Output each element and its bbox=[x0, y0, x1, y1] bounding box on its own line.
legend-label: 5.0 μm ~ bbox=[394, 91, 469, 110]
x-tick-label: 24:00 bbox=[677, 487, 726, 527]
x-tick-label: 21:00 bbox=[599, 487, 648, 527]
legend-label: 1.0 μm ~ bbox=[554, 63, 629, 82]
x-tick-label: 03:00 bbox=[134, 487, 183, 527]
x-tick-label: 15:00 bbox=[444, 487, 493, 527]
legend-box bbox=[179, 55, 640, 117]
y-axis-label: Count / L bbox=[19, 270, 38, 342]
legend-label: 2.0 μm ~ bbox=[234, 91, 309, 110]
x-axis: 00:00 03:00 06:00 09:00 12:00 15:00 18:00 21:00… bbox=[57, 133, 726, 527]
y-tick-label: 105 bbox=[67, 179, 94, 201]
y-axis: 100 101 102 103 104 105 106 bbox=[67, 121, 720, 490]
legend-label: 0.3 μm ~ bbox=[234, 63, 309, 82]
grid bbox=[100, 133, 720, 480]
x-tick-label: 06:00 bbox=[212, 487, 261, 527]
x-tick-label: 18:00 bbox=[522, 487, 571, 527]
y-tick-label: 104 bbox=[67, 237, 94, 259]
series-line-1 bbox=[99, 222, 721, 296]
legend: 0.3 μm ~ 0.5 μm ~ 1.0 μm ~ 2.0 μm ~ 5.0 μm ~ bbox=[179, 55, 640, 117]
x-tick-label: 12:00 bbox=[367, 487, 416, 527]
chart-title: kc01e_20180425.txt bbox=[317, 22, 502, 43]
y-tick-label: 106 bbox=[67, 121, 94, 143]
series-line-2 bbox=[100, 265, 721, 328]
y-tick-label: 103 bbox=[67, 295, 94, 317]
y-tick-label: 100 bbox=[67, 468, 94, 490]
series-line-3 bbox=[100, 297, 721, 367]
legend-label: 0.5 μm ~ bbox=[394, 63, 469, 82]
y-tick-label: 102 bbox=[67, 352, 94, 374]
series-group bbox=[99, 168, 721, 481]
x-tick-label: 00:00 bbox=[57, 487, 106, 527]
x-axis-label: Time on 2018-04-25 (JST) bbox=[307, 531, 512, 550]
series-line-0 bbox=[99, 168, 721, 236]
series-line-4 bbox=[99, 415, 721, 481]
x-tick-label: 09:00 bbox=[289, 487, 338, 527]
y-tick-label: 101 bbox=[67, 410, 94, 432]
..............................
TASK DESCRIPTION:
Write out each line of the records above as a JSON list of strings, one string per line, with blank lines omitted.

THE REPLY:
[
  "Output each element and its bbox=[x0, y0, x1, y1] bounding box on its own line.",
  "legend-label: 5.0 μm ~ bbox=[394, 91, 469, 110]",
  "x-tick-label: 24:00 bbox=[677, 487, 726, 527]",
  "x-tick-label: 21:00 bbox=[599, 487, 648, 527]",
  "legend-label: 1.0 μm ~ bbox=[554, 63, 629, 82]",
  "x-tick-label: 03:00 bbox=[134, 487, 183, 527]",
  "x-tick-label: 15:00 bbox=[444, 487, 493, 527]",
  "legend-box bbox=[179, 55, 640, 117]",
  "y-axis-label: Count / L bbox=[19, 270, 38, 342]",
  "legend-label: 2.0 μm ~ bbox=[234, 91, 309, 110]",
  "x-axis: 00:00 03:00 06:00 09:00 12:00 15:00 18:00 21:00… bbox=[57, 133, 726, 527]",
  "y-tick-label: 105 bbox=[67, 179, 94, 201]",
  "y-axis: 100 101 102 103 104 105 106 bbox=[67, 121, 720, 490]",
  "legend-label: 0.3 μm ~ bbox=[234, 63, 309, 82]",
  "grid bbox=[100, 133, 720, 480]",
  "x-tick-label: 06:00 bbox=[212, 487, 261, 527]",
  "x-tick-label: 18:00 bbox=[522, 487, 571, 527]",
  "y-tick-label: 104 bbox=[67, 237, 94, 259]",
  "series-line-1 bbox=[99, 222, 721, 296]",
  "legend: 0.3 μm ~ 0.5 μm ~ 1.0 μm ~ 2.0 μm ~ 5.0 μm ~ bbox=[179, 55, 640, 117]",
  "x-tick-label: 12:00 bbox=[367, 487, 416, 527]",
  "chart-title: kc01e_20180425.txt bbox=[317, 22, 502, 43]",
  "y-tick-label: 106 bbox=[67, 121, 94, 143]",
  "series-line-2 bbox=[100, 265, 721, 328]",
  "y-tick-label: 103 bbox=[67, 295, 94, 317]",
  "y-tick-label: 100 bbox=[67, 468, 94, 490]",
  "series-line-3 bbox=[100, 297, 721, 367]",
  "legend-label: 0.5 μm ~ bbox=[394, 63, 469, 82]",
  "y-tick-label: 102 bbox=[67, 352, 94, 374]",
  "series-group bbox=[99, 168, 721, 481]",
  "x-tick-label: 00:00 bbox=[57, 487, 106, 527]",
  "x-axis-label: Time on 2018-04-25 (JST) bbox=[307, 531, 512, 550]",
  "series-line-0 bbox=[99, 168, 721, 236]",
  "series-line-4 bbox=[99, 415, 721, 481]",
  "x-tick-label: 09:00 bbox=[289, 487, 338, 527]",
  "y-tick-label: 101 bbox=[67, 410, 94, 432]"
]